◆ WHAT YOU SHOULD DO
Using the data below, copy each line that includes the word "background".

=-=-=

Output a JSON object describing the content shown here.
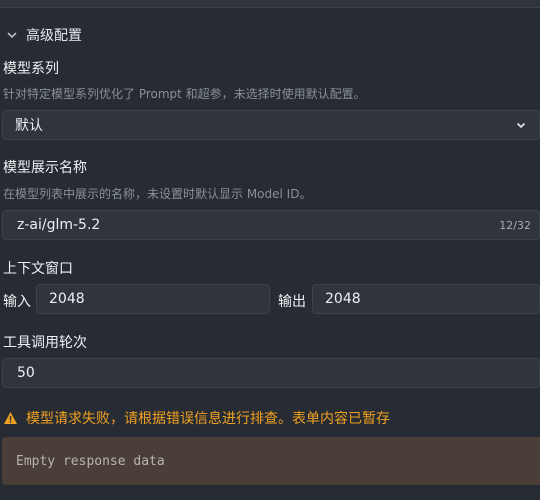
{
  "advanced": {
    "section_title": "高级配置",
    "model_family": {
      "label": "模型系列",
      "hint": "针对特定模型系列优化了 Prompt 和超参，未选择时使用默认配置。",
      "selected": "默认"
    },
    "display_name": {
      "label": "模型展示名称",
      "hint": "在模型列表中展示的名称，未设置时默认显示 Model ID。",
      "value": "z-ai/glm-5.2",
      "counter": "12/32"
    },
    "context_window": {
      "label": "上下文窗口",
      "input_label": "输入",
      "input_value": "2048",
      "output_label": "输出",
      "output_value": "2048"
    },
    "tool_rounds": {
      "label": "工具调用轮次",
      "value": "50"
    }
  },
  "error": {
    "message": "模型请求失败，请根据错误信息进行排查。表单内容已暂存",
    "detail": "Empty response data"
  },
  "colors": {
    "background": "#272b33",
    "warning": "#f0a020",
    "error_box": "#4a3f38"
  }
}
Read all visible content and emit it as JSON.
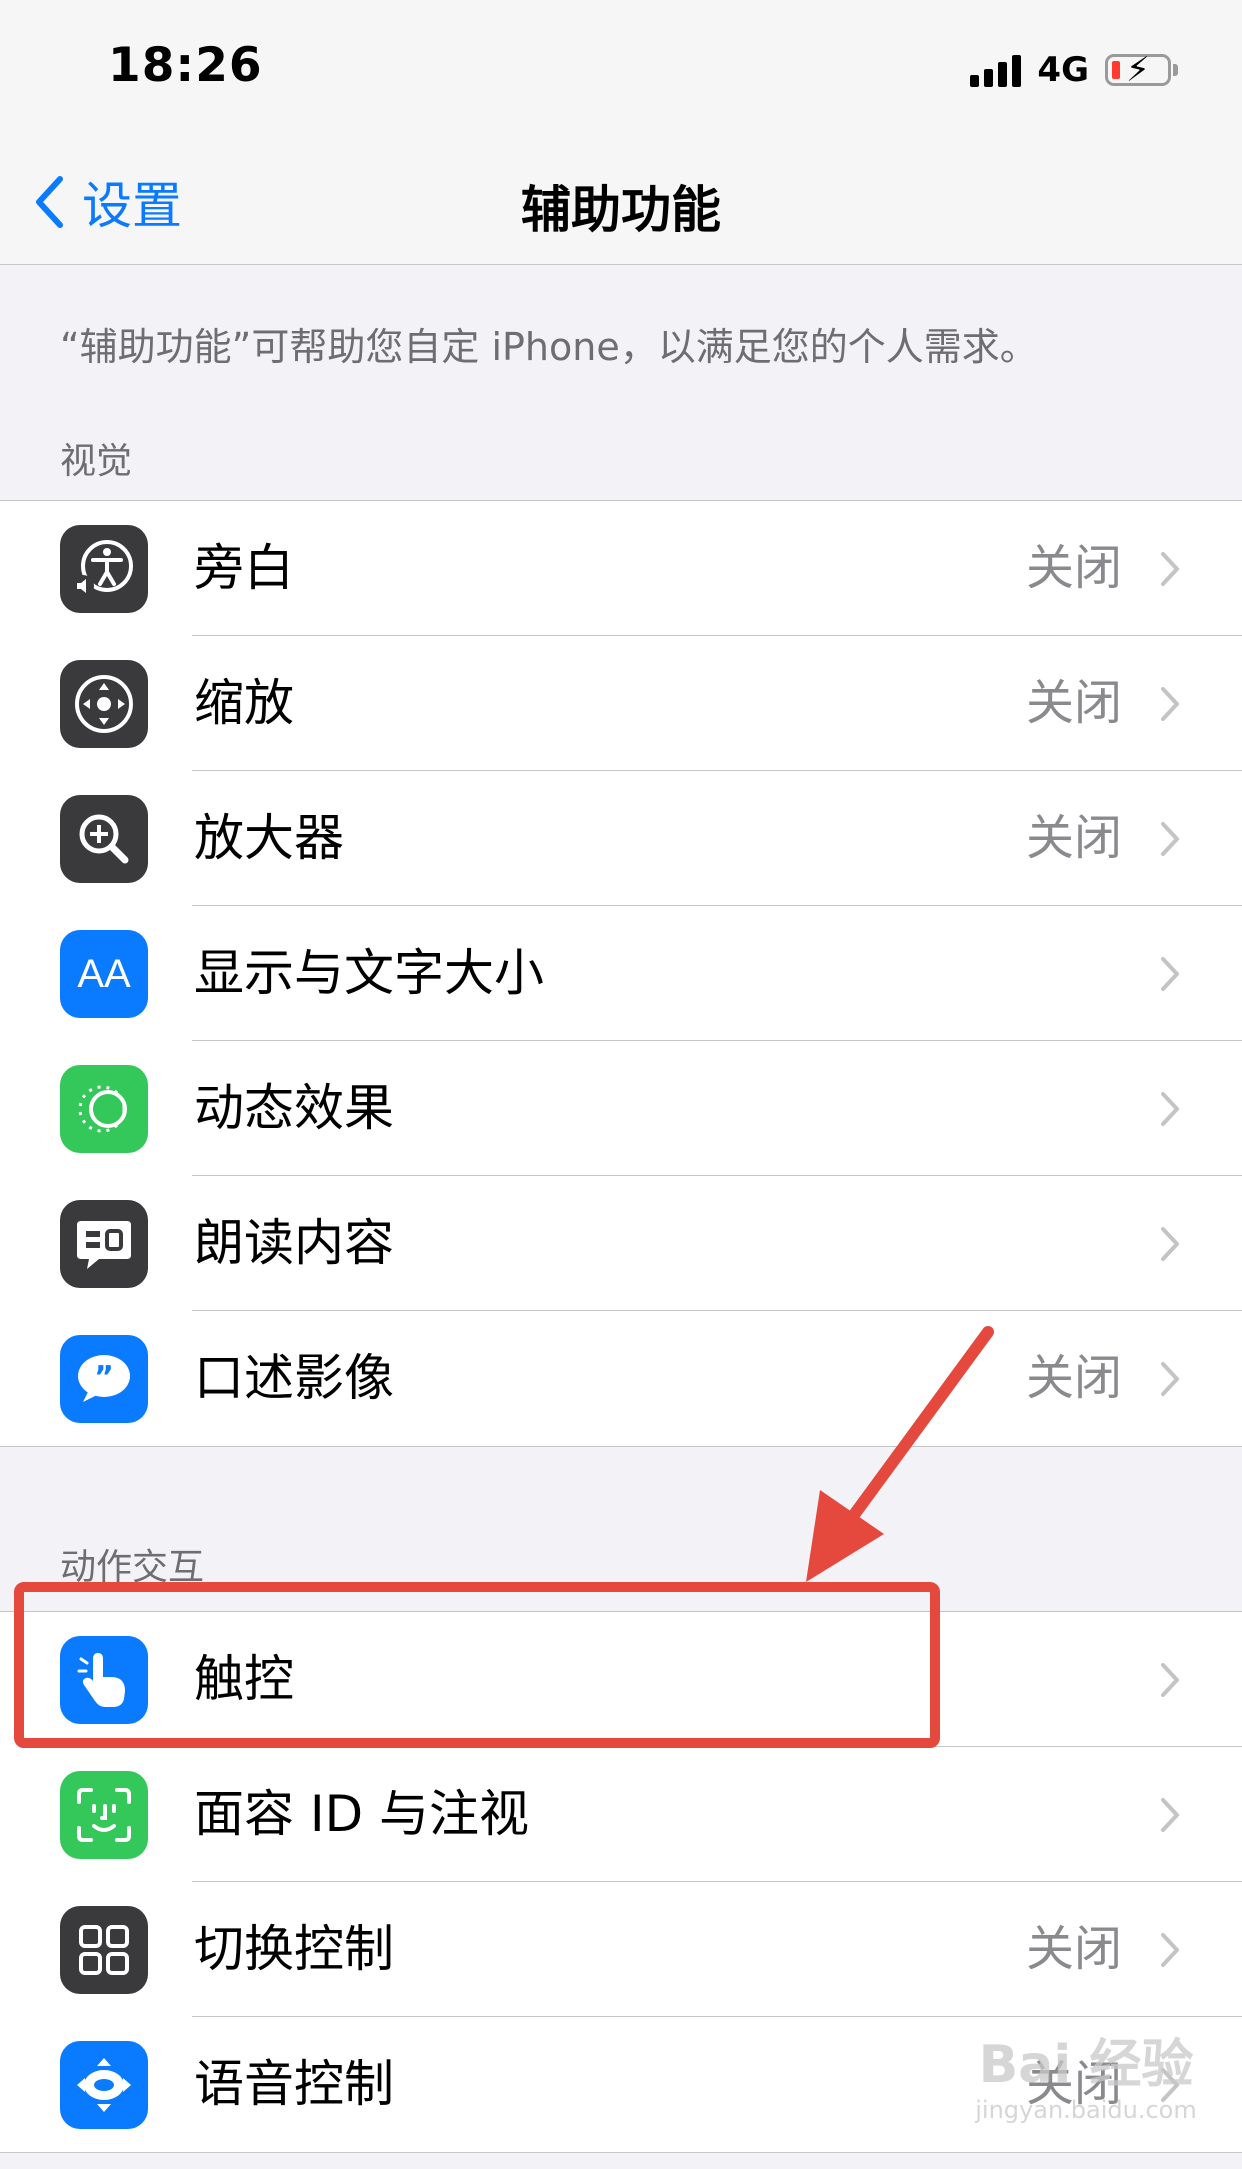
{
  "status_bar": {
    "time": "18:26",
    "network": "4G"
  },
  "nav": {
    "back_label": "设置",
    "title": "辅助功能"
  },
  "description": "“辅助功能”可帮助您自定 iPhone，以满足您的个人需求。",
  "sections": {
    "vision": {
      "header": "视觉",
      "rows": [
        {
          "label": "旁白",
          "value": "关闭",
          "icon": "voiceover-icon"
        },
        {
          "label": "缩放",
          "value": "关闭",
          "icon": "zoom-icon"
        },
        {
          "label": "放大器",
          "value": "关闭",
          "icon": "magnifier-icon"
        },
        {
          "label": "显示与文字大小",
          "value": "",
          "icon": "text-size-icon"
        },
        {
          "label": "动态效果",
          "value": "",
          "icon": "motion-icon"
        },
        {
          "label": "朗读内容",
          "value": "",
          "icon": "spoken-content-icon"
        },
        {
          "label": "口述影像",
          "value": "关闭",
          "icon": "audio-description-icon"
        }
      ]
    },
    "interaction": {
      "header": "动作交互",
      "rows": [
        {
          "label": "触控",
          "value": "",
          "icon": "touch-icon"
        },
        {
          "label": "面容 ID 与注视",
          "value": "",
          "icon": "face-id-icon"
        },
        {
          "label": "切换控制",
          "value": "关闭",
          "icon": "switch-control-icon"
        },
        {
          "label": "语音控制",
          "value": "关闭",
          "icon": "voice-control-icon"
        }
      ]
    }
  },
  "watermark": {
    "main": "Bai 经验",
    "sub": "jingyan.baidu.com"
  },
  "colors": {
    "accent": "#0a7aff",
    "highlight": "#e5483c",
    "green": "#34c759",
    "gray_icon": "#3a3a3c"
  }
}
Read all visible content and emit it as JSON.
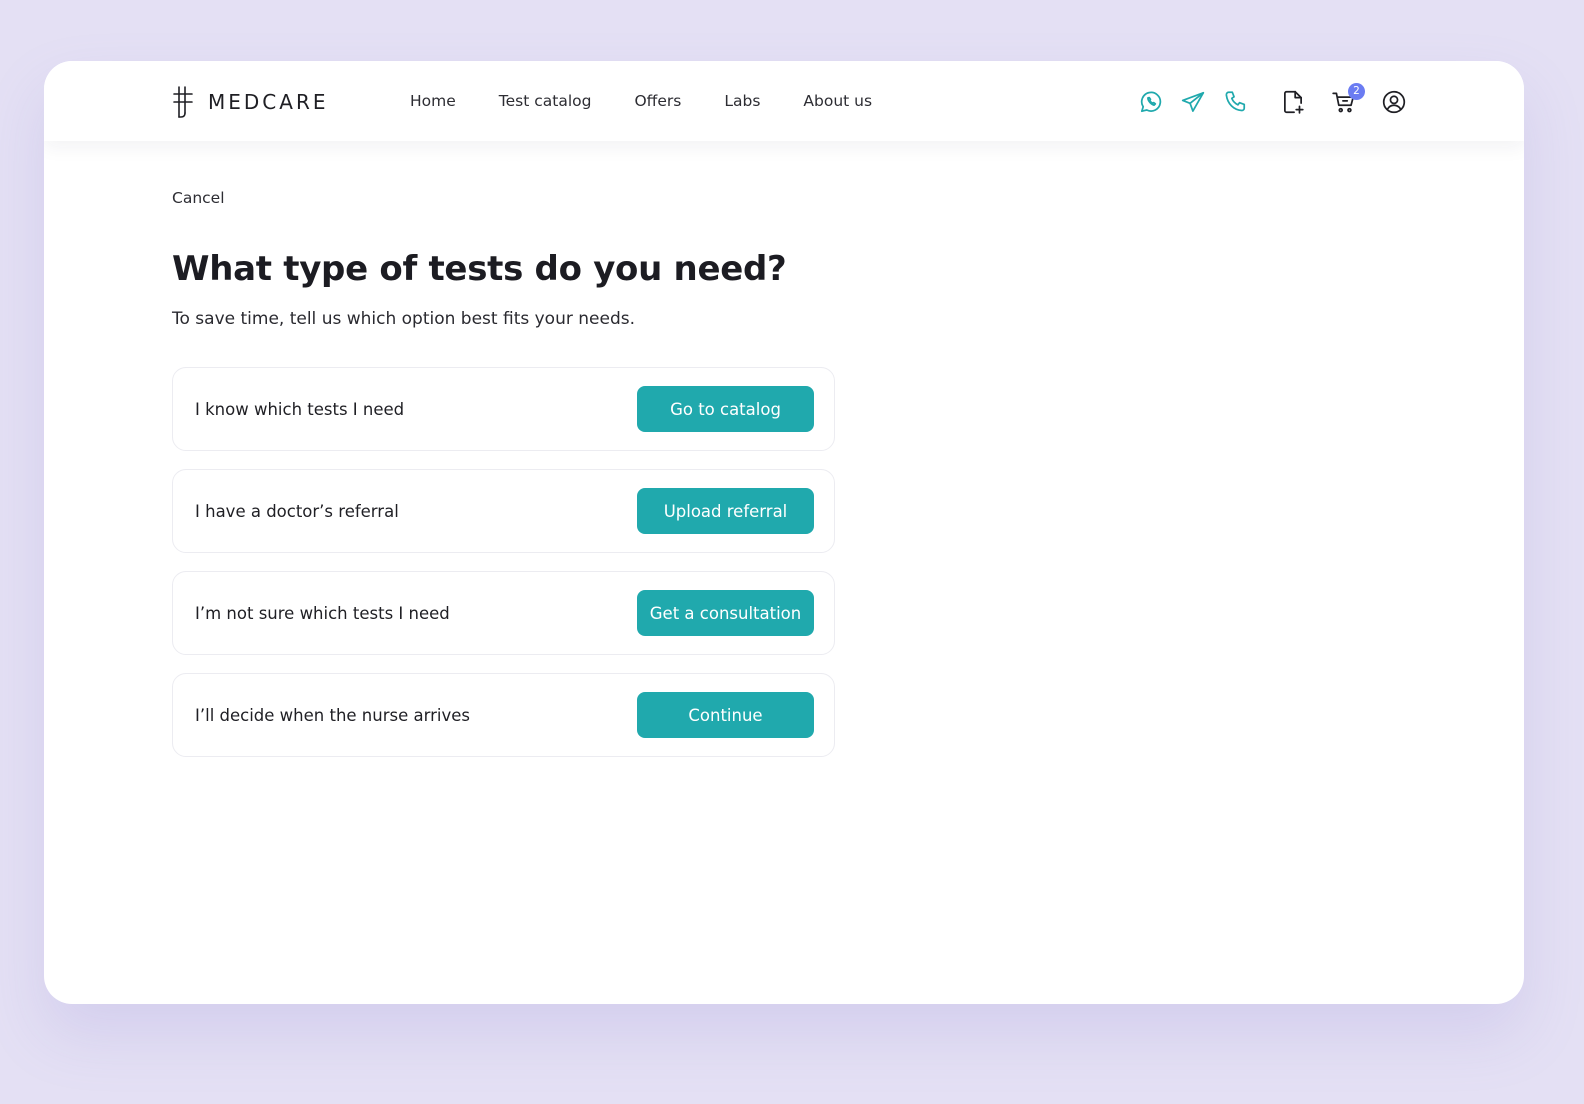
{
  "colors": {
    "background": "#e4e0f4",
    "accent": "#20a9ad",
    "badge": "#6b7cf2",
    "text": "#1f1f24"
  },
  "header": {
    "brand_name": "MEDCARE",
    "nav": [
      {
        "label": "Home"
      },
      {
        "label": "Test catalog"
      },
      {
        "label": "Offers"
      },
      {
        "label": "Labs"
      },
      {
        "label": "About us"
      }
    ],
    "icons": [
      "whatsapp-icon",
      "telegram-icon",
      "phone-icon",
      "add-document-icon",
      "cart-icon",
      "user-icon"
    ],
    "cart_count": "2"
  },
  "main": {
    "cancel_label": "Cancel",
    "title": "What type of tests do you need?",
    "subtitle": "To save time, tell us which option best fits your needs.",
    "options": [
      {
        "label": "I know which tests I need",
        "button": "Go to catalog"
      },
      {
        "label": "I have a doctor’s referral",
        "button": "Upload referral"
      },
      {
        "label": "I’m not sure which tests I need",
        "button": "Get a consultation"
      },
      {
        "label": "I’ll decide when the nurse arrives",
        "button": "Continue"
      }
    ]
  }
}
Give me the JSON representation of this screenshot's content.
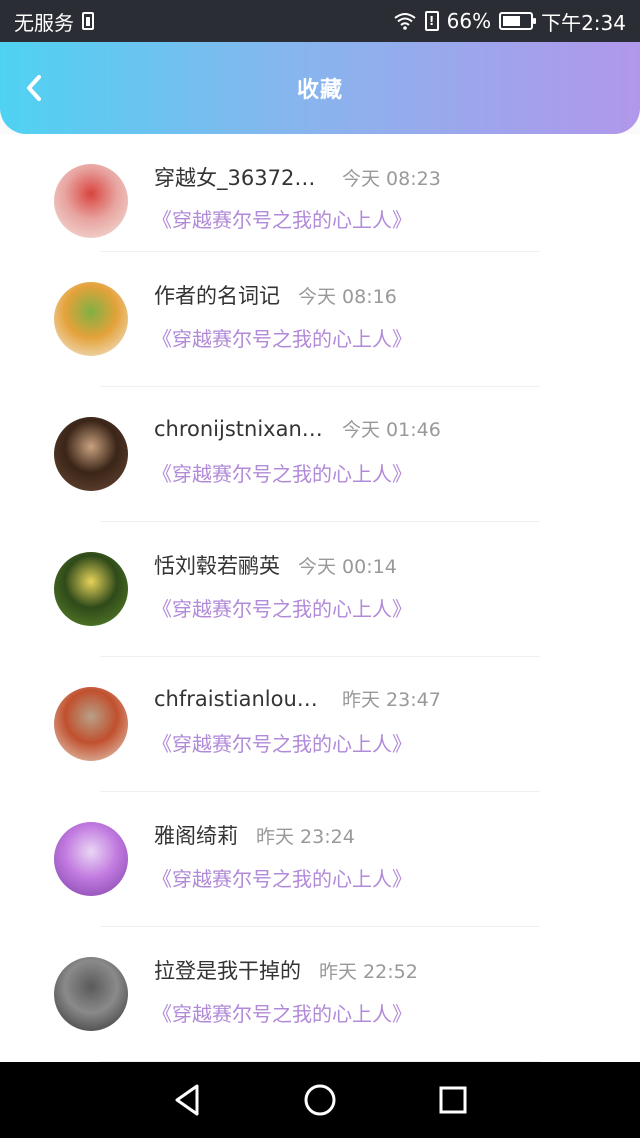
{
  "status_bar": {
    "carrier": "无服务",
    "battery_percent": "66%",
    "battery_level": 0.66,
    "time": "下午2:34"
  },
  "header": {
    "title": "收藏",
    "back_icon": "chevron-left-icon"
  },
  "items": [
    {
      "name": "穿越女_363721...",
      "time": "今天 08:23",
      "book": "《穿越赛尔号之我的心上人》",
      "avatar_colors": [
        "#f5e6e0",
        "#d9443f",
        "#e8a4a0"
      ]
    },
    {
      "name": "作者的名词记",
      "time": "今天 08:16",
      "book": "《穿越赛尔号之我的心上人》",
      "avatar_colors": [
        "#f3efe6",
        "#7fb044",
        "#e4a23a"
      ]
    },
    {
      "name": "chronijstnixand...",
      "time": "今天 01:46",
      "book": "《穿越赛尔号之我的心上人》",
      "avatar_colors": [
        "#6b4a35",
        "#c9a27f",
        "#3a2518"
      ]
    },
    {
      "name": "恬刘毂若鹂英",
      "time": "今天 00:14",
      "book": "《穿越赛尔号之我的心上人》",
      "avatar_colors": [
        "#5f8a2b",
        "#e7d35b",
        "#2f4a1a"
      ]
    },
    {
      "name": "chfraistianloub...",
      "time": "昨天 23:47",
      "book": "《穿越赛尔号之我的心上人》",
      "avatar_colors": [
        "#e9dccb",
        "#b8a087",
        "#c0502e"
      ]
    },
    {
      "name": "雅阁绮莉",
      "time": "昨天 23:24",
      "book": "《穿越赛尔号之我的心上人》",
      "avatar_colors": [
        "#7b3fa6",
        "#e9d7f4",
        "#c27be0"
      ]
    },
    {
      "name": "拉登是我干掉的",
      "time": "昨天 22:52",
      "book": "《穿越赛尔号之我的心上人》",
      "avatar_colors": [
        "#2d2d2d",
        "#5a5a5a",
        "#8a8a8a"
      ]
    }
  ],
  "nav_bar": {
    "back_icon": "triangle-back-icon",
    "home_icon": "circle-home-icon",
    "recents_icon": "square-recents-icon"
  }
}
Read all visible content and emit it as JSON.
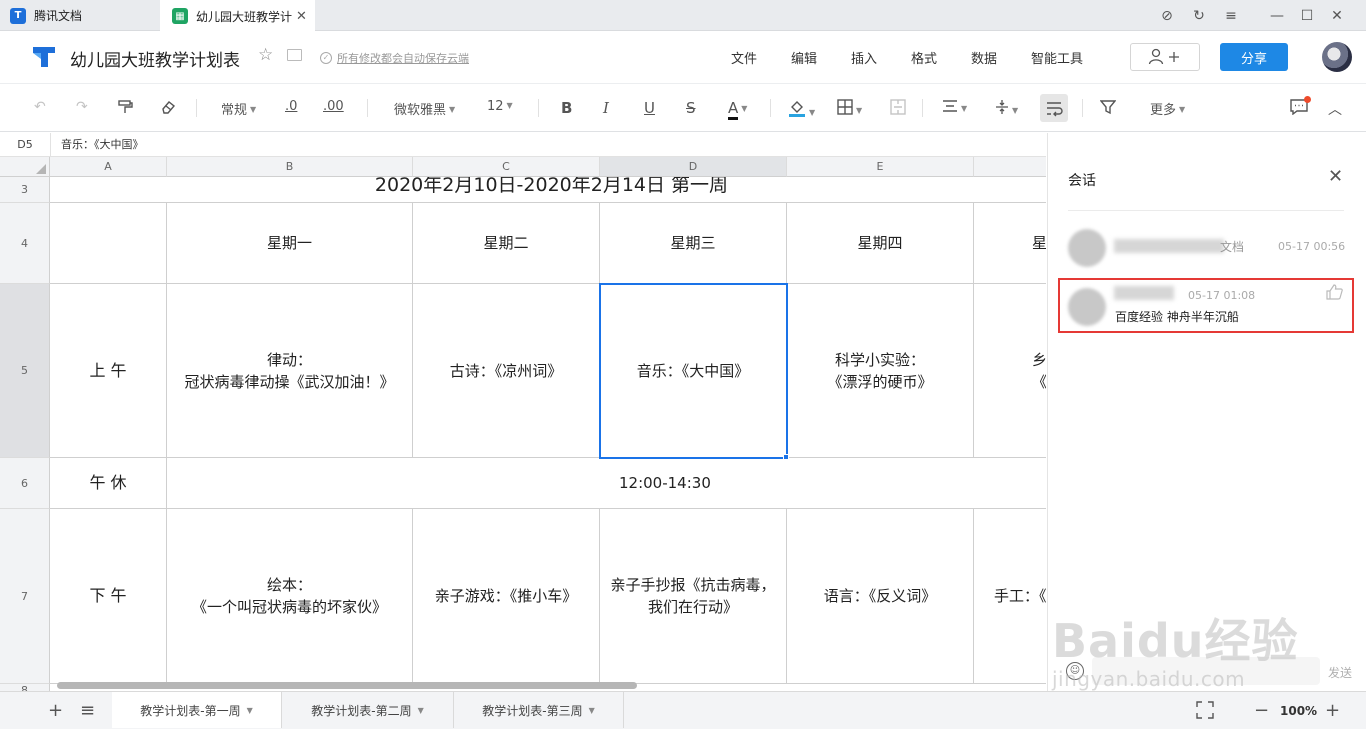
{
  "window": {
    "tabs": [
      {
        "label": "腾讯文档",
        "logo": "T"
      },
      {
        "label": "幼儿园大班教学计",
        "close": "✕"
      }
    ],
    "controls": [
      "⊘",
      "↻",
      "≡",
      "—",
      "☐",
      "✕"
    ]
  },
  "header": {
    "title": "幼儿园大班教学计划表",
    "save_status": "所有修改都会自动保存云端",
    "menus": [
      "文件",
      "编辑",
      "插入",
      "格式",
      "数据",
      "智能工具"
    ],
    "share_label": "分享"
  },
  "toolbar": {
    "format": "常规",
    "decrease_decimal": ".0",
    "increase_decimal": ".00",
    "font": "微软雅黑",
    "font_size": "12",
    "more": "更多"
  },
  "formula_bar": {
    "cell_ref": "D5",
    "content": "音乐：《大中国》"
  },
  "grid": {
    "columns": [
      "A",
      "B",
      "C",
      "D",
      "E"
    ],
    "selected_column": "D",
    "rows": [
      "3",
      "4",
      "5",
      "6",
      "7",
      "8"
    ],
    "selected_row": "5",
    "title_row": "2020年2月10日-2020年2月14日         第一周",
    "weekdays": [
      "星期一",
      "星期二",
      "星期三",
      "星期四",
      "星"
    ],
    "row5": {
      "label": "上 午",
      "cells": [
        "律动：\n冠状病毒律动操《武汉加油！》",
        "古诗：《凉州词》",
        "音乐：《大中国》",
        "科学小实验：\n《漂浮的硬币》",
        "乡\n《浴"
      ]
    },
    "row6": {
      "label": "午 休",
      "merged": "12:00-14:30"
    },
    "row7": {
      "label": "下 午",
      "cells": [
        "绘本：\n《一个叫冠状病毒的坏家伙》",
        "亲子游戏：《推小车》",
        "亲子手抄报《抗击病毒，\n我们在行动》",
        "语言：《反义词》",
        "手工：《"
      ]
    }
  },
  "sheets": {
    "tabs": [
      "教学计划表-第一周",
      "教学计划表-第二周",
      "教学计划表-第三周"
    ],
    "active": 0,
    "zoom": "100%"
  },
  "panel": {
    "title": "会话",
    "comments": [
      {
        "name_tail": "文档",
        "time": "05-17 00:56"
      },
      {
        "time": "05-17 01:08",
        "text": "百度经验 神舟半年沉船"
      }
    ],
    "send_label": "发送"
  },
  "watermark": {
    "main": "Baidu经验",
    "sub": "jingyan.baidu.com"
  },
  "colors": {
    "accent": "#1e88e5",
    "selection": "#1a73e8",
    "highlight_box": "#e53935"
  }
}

=-=-=

◆ WRITTEN RESPONSE
    "background": "#272b33",
    "background": "#e4e0f4",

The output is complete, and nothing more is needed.